## Requirements:
Scan the data below. Pull out each line where "Coil" occurs.

++++++

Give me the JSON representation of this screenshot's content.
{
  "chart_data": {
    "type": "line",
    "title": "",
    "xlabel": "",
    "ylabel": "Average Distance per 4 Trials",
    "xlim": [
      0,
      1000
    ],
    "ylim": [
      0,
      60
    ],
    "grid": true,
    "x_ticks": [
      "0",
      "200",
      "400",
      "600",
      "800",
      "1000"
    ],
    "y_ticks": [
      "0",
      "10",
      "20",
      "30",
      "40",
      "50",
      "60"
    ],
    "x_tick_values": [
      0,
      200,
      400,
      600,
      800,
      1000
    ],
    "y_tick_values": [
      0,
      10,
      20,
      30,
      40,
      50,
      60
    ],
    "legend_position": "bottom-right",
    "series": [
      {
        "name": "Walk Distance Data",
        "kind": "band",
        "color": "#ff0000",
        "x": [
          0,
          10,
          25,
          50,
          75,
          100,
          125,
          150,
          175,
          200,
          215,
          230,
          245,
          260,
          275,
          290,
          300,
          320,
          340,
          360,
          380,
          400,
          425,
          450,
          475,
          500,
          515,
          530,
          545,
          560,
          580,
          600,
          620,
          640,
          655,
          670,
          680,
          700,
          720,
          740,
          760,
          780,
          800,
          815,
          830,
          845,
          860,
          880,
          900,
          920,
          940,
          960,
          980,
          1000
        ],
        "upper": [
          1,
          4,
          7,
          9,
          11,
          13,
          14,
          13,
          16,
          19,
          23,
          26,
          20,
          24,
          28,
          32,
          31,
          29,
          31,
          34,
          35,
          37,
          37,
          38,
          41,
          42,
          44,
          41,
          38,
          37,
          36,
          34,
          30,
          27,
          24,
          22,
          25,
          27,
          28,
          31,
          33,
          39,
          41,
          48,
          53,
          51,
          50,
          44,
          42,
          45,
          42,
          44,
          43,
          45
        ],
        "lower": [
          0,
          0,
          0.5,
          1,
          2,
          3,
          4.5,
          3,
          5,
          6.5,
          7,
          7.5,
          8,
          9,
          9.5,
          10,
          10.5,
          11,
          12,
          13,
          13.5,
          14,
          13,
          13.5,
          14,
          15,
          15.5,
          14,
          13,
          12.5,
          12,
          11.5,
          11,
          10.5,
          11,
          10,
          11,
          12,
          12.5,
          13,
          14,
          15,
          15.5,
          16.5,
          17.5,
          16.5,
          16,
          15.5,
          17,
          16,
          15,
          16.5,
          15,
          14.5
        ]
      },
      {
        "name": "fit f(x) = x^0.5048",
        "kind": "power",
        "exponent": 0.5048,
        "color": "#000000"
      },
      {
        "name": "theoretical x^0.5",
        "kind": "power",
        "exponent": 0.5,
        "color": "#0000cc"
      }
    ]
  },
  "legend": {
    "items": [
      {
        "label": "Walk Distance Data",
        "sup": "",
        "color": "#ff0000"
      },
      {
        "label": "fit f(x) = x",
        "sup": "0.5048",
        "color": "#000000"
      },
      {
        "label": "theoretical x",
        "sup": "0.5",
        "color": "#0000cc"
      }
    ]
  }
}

++++++

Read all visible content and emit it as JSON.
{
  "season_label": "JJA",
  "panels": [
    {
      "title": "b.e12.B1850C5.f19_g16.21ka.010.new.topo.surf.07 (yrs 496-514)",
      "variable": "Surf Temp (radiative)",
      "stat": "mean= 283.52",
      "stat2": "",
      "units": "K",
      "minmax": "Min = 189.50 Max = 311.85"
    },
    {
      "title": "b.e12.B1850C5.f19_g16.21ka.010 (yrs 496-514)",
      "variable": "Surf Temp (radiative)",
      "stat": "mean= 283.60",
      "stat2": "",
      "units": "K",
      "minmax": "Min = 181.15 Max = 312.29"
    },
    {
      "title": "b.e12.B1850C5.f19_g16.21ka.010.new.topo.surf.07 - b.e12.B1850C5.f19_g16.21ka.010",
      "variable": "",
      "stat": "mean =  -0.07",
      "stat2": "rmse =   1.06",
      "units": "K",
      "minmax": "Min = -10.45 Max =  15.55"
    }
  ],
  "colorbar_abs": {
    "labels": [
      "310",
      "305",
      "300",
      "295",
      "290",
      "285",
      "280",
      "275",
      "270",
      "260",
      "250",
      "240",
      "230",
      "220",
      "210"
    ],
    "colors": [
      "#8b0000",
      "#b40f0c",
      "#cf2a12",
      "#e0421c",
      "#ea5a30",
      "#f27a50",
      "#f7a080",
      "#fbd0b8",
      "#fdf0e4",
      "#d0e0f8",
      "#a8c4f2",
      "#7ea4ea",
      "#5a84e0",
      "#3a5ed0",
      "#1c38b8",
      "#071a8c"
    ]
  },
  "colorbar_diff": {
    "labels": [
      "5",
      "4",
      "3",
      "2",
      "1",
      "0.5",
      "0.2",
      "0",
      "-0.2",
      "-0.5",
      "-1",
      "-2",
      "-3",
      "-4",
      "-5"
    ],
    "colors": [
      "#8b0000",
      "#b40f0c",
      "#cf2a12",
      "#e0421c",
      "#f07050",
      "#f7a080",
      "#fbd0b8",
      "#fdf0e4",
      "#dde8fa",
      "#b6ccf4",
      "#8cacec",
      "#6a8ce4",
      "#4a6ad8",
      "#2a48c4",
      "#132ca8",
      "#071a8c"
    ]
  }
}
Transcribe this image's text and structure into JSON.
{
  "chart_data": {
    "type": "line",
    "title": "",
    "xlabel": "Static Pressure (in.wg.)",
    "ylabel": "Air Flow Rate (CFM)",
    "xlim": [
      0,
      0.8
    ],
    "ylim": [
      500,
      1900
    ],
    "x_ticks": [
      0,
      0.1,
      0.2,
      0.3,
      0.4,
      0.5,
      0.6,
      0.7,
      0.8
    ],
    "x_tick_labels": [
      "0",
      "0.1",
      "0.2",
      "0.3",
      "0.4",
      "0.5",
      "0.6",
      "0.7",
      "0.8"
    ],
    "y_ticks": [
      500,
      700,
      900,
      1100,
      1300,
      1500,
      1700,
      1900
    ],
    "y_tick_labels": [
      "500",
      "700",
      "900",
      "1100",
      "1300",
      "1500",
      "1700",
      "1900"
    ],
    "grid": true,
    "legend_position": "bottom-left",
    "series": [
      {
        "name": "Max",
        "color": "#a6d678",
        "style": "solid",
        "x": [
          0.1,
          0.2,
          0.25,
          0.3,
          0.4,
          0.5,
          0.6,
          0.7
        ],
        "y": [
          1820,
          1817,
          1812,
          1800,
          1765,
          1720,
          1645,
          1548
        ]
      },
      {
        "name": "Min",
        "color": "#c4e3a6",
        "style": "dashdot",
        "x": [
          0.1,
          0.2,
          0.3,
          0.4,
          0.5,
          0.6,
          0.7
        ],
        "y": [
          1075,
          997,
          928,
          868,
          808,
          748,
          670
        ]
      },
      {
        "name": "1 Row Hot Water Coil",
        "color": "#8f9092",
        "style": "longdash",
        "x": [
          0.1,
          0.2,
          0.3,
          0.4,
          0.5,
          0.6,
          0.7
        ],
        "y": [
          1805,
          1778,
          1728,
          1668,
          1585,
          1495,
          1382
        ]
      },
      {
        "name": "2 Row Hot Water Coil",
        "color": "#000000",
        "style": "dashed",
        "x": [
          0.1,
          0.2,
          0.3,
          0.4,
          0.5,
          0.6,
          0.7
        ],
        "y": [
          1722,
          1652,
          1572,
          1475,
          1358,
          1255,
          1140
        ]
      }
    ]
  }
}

++++++

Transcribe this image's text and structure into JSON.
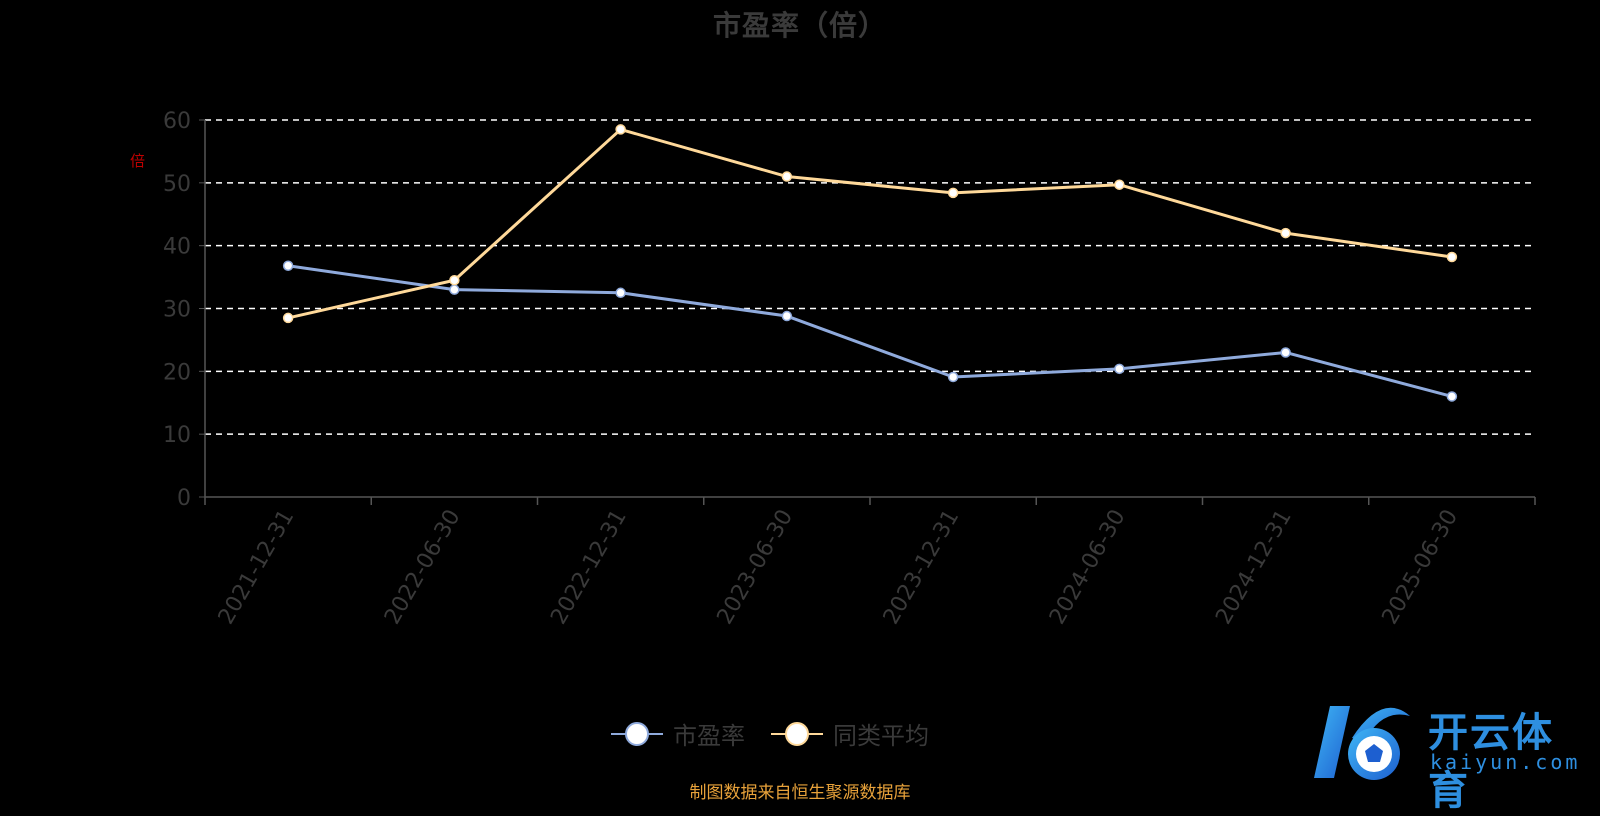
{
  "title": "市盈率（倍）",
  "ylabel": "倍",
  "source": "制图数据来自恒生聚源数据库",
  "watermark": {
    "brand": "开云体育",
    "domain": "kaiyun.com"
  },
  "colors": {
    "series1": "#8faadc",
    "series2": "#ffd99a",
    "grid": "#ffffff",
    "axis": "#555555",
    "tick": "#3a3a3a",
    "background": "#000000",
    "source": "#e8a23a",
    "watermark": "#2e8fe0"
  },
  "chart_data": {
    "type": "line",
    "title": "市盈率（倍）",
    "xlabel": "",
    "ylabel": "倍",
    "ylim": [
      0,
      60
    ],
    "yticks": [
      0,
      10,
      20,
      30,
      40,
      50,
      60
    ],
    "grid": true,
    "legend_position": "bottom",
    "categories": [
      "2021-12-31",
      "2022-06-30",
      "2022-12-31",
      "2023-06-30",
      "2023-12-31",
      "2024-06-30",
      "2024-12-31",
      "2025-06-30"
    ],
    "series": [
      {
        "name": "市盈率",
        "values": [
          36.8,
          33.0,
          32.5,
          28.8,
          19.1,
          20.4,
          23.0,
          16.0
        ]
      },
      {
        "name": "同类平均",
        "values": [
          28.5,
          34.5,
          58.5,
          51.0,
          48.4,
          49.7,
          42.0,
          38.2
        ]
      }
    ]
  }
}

++++++

## Expected output:
        "name": "1 Row Hot Water Coil",
        "name": "2 Row Hot Water Coil",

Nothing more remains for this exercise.